[Records excerpted from a collection]
▼▼▼

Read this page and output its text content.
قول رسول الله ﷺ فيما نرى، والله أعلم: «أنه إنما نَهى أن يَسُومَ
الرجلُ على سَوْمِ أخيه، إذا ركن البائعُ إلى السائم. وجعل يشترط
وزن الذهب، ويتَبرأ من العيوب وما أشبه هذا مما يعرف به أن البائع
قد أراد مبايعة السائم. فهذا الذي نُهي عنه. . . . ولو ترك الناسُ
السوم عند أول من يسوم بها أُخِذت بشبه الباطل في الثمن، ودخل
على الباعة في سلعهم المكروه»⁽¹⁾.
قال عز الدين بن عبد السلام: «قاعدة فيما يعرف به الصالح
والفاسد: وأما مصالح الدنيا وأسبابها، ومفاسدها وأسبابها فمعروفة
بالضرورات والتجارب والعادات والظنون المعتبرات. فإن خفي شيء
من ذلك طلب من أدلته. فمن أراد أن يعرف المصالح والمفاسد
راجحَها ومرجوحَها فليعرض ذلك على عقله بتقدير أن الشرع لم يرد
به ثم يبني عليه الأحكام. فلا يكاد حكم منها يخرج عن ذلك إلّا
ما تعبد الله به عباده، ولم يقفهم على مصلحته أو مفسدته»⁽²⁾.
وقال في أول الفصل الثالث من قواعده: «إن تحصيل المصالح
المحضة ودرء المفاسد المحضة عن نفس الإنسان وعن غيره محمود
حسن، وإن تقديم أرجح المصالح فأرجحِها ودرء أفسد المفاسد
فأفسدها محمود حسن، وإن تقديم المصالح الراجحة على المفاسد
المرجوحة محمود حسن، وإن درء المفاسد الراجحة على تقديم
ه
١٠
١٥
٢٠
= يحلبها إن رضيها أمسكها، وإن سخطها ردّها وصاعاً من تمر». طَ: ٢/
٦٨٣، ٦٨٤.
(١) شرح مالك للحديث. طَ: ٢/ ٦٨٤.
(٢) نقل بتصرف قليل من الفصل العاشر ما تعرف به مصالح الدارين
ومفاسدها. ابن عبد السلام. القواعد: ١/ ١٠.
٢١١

▲▲▲

* DESCRIPTION OF THE TASK: Search the entries for the word "ودرء" and copy every line that has it.

* SOLUTION FOR THIS EXERCISE:
المحضة ودرء المفاسد المحضة عن نفس الإنسان وعن غيره محمود
حسن، وإن تقديم أرجح المصالح فأرجحِها ودرء أفسد المفاسد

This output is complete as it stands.